→ **The input**:
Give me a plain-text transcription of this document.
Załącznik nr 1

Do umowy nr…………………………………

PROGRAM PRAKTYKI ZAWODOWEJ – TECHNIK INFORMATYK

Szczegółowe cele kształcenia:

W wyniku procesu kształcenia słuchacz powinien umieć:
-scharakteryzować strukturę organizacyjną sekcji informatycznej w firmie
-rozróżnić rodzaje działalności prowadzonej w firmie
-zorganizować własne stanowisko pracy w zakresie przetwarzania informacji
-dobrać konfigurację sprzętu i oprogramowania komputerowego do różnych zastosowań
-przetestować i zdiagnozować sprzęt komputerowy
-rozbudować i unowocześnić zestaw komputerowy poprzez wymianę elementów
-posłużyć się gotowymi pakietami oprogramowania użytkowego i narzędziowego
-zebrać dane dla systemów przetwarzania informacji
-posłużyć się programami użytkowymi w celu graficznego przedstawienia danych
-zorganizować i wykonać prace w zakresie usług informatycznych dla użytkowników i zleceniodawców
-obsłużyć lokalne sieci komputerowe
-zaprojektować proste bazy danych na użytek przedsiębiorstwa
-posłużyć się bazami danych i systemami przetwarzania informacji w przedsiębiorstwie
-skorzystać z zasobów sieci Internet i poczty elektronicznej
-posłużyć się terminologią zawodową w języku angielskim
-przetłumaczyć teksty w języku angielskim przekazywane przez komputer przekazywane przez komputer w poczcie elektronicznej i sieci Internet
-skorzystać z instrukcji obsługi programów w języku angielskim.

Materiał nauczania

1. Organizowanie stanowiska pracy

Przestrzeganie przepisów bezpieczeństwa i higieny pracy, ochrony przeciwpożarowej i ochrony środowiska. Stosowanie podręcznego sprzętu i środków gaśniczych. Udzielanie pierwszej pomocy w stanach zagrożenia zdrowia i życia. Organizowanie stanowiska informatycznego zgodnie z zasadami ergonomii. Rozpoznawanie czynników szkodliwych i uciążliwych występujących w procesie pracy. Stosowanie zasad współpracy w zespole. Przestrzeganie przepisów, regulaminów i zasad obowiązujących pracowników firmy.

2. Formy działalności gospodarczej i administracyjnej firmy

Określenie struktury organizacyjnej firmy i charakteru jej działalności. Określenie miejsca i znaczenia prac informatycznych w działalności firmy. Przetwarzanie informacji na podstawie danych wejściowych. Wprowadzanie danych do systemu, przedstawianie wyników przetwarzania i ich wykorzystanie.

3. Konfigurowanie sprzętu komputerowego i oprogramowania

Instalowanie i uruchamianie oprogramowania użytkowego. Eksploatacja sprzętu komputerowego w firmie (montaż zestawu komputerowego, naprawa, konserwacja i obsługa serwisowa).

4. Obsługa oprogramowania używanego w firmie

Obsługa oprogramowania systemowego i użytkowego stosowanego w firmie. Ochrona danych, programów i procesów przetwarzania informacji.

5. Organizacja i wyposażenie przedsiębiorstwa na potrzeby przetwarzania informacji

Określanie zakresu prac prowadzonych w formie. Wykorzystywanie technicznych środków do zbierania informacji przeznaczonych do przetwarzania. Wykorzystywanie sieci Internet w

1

→ **Description of the task**: Extract each record, keeping it identical to the original.

→ **The result**:
Give me a plain-text transcription of this document.
Załącznik nr 1

Do umowy nr…………………………………

PROGRAM PRAKTYKI ZAWODOWEJ – TECHNIK INFORMATYK

Szczegółowe cele kształcenia:

W wyniku procesu kształcenia słuchacz powinien umieć:
-scharakteryzować strukturę organizacyjną sekcji informatycznej w firmie
-rozróżnić rodzaje działalności prowadzonej w firmie
-zorganizować własne stanowisko pracy w zakresie przetwarzania informacji
-dobrać konfigurację sprzętu i oprogramowania komputerowego do różnych zastosowań
-przetestować i zdiagnozować sprzęt komputerowy
-rozbudować i unowocześnić zestaw komputerowy poprzez wymianę elementów
-posłużyć się gotowymi pakietami oprogramowania użytkowego i narzędziowego
-zebrać dane dla systemów przetwarzania informacji
-posłużyć się programami użytkowymi w celu graficznego przedstawienia danych
-zorganizować i wykonać prace w zakresie usług informatycznych dla użytkowników i zleceniodawców
-obsłużyć lokalne sieci komputerowe
-zaprojektować proste bazy danych na użytek przedsiębiorstwa
-posłużyć się bazami danych i systemami przetwarzania informacji w przedsiębiorstwie
-skorzystać z zasobów sieci Internet i poczty elektronicznej
-posłużyć się terminologią zawodową w języku angielskim
-przetłumaczyć teksty w języku angielskim przekazywane przez komputer przekazywane przez komputer w poczcie elektronicznej i sieci Internet
-skorzystać z instrukcji obsługi programów w języku angielskim.

Materiał nauczania

1. Organizowanie stanowiska pracy

Przestrzeganie przepisów bezpieczeństwa i higieny pracy, ochrony przeciwpożarowej i ochrony środowiska. Stosowanie podręcznego sprzętu i środków gaśniczych. Udzielanie pierwszej pomocy w stanach zagrożenia zdrowia i życia. Organizowanie stanowiska informatycznego zgodnie z zasadami ergonomii. Rozpoznawanie czynników szkodliwych i uciążliwych występujących w procesie pracy. Stosowanie zasad współpracy w zespole. Przestrzeganie przepisów, regulaminów i zasad obowiązujących pracowników firmy.

2. Formy działalności gospodarczej i administracyjnej firmy

Określenie struktury organizacyjnej firmy i charakteru jej działalności. Określenie miejsca i znaczenia prac informatycznych w działalności firmy. Przetwarzanie informacji na podstawie danych wejściowych. Wprowadzanie danych do systemu, przedstawianie wyników przetwarzania i ich wykorzystanie.

3. Konfigurowanie sprzętu komputerowego i oprogramowania

Instalowanie i uruchamianie oprogramowania użytkowego. Eksploatacja sprzętu komputerowego w firmie (montaż zestawu komputerowego, naprawa, konserwacja i obsługa serwisowa).

4. Obsługa oprogramowania używanego w firmie

Obsługa oprogramowania systemowego i użytkowego stosowanego w firmie. Ochrona danych, programów i procesów przetwarzania informacji.

5. Organizacja i wyposażenie przedsiębiorstwa na potrzeby przetwarzania informacji

Określanie zakresu prac prowadzonych w formie. Wykorzystywanie technicznych środków do zbierania informacji przeznaczonych do przetwarzania. Wykorzystywanie sieci Internet w

1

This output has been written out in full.